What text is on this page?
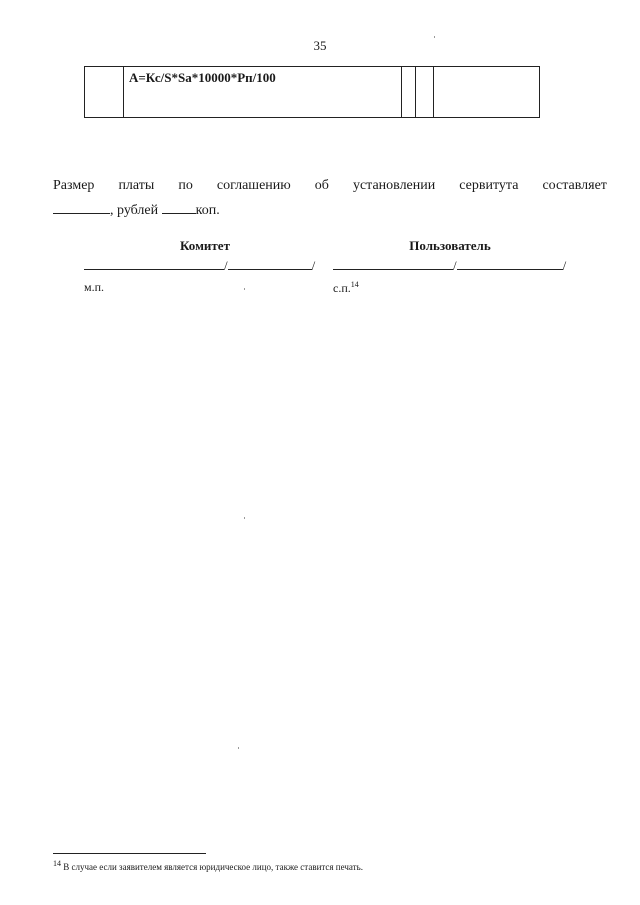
35
A=Кс/S*Sa*10000*Рп/100
Размер платы по соглашению об установлении сервитута составляет
, рублей	коп.
Комитет	Пользователь
/	/	/	/
м.п.	с.п.$^{14}$
$^{14}$ В случае если заявителем является юридическое лицо, также ставится печать.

- WORK REQUIRED: Make an exact copy of every record, pictures excluded.

- SOLUTION BELOW:
What text is on this page?
35
A=Кс/S*Sa*10000*Рп/100
Размер платы по соглашению об установлении сервитута составляет
, рублей	коп.
Комитет	Пользователь
/	/	/	/
м.п.	с.п.$^{14}$
$^{14}$ В случае если заявителем является юридическое лицо, также ставится печать.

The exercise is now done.